■ What is expected ■
Reproduce everything from the line containing "Extract all elements" down to the line containing "speckle-dot [186, 181, 189, 184]", both of those lines included, with no changes.

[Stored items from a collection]
──────────
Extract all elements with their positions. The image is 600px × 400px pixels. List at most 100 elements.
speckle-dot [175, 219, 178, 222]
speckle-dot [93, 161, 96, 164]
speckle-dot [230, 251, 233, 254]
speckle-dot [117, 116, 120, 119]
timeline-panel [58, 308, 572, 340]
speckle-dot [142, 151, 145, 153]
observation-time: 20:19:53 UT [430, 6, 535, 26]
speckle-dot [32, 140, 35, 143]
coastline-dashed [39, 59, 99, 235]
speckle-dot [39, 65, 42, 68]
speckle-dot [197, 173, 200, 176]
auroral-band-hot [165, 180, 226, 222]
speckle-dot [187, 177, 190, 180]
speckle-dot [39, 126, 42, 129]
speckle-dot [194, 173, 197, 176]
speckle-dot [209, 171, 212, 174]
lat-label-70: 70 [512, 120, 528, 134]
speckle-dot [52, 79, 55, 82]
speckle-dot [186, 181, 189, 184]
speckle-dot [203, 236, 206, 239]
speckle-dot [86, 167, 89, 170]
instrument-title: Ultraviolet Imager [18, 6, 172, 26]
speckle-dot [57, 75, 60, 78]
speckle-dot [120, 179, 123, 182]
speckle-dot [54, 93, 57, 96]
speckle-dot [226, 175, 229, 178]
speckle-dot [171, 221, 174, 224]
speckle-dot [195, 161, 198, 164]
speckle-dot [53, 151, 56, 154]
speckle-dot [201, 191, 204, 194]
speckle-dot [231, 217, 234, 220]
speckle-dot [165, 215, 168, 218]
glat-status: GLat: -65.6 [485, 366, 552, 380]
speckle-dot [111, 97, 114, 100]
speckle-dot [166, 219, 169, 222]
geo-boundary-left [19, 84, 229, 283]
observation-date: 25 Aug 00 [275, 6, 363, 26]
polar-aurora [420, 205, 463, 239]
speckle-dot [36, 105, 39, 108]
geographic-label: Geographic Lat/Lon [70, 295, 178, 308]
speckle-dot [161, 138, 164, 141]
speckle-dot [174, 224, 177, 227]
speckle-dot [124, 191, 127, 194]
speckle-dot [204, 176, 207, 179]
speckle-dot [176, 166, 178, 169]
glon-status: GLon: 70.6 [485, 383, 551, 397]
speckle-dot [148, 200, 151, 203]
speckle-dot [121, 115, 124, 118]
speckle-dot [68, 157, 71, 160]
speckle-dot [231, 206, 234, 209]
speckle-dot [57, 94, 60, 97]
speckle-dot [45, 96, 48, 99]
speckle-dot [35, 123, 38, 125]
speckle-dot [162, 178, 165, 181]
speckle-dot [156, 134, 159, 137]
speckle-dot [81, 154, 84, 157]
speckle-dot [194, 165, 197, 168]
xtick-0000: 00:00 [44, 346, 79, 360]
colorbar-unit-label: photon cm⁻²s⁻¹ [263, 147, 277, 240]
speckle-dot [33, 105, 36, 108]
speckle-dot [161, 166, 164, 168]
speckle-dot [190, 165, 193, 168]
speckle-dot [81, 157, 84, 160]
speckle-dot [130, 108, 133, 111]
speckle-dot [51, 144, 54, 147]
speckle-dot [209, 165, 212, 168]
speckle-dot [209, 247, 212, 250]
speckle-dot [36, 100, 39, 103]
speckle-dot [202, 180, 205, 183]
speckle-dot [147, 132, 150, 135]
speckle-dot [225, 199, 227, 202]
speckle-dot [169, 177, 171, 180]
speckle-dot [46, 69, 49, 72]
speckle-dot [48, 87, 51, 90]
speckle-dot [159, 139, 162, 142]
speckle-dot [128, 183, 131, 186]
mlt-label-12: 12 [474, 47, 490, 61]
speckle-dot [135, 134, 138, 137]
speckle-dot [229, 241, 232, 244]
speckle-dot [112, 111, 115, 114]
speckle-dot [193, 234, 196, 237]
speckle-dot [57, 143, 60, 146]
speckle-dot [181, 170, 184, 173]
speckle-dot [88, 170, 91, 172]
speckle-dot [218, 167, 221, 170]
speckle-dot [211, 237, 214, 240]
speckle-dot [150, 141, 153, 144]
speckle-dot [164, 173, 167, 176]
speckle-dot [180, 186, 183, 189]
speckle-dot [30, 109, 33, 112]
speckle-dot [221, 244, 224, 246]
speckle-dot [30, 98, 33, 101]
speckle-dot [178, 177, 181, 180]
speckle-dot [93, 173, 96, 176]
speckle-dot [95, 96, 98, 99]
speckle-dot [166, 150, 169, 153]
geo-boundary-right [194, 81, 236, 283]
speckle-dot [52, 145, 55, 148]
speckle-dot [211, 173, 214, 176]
──────────
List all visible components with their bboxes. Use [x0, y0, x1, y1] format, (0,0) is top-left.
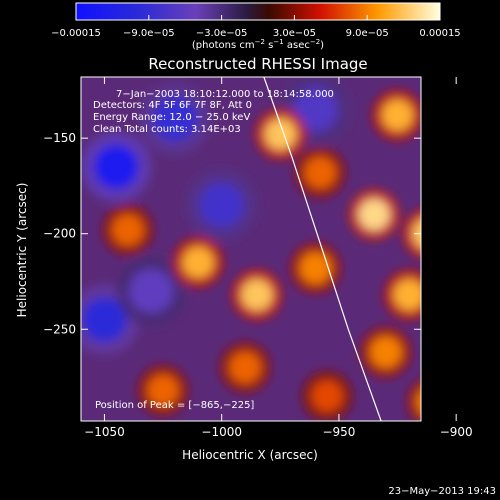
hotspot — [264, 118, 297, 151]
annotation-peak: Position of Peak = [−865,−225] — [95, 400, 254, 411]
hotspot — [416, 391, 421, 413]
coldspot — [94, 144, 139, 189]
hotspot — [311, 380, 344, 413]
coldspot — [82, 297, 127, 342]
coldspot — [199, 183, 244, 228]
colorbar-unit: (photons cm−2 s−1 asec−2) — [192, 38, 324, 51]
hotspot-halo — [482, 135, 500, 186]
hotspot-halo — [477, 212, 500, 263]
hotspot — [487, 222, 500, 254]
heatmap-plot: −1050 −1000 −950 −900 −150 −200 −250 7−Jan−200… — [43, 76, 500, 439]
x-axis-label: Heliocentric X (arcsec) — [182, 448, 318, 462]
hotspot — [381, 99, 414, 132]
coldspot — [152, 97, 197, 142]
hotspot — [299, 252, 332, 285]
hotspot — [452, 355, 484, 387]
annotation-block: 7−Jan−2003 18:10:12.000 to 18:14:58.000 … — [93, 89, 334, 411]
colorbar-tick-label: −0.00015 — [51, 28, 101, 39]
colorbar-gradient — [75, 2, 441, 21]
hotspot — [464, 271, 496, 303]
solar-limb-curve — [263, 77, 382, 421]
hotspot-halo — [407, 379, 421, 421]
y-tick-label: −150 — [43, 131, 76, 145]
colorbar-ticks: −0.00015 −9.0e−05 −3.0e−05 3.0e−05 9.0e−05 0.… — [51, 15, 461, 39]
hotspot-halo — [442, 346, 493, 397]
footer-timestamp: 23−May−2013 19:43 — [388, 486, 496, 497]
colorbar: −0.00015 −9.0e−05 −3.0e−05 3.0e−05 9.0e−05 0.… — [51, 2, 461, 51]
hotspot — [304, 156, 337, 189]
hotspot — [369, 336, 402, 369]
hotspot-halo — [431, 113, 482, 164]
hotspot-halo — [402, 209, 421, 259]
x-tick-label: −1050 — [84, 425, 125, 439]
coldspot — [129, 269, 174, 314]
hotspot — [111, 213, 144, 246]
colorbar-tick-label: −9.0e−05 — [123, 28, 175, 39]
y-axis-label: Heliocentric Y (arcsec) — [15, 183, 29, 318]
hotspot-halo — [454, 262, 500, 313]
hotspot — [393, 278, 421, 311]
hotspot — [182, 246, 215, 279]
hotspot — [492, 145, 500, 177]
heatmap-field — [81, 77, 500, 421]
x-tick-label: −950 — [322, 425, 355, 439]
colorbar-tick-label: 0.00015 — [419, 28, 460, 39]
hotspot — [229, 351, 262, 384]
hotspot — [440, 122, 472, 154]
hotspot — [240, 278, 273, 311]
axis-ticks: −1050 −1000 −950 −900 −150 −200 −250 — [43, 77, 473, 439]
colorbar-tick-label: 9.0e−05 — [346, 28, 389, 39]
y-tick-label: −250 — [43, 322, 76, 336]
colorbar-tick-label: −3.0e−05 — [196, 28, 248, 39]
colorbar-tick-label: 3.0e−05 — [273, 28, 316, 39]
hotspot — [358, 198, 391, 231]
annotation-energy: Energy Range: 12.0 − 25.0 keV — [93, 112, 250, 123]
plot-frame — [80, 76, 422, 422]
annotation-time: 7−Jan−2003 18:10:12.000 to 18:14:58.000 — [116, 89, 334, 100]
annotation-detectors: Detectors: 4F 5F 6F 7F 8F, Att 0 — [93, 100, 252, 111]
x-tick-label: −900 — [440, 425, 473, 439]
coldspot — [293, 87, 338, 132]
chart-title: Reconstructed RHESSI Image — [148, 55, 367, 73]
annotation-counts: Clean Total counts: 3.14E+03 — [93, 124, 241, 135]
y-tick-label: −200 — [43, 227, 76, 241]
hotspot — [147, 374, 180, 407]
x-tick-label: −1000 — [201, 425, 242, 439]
──────────
■ Correct answer ■
Extract all elements with their positions. The image is 600px × 400px pixels. List at most 100 elements.
speckle-dot [175, 219, 178, 222]
speckle-dot [93, 161, 96, 164]
speckle-dot [230, 251, 233, 254]
speckle-dot [117, 116, 120, 119]
timeline-panel [58, 308, 572, 340]
speckle-dot [142, 151, 145, 153]
observation-time: 20:19:53 UT [430, 6, 535, 26]
speckle-dot [32, 140, 35, 143]
coastline-dashed [39, 59, 99, 235]
speckle-dot [39, 65, 42, 68]
speckle-dot [197, 173, 200, 176]
auroral-band-hot [165, 180, 226, 222]
speckle-dot [187, 177, 190, 180]
speckle-dot [39, 126, 42, 129]
speckle-dot [194, 173, 197, 176]
speckle-dot [209, 171, 212, 174]
lat-label-70: 70 [512, 120, 528, 134]
speckle-dot [52, 79, 55, 82]
speckle-dot [186, 181, 189, 184]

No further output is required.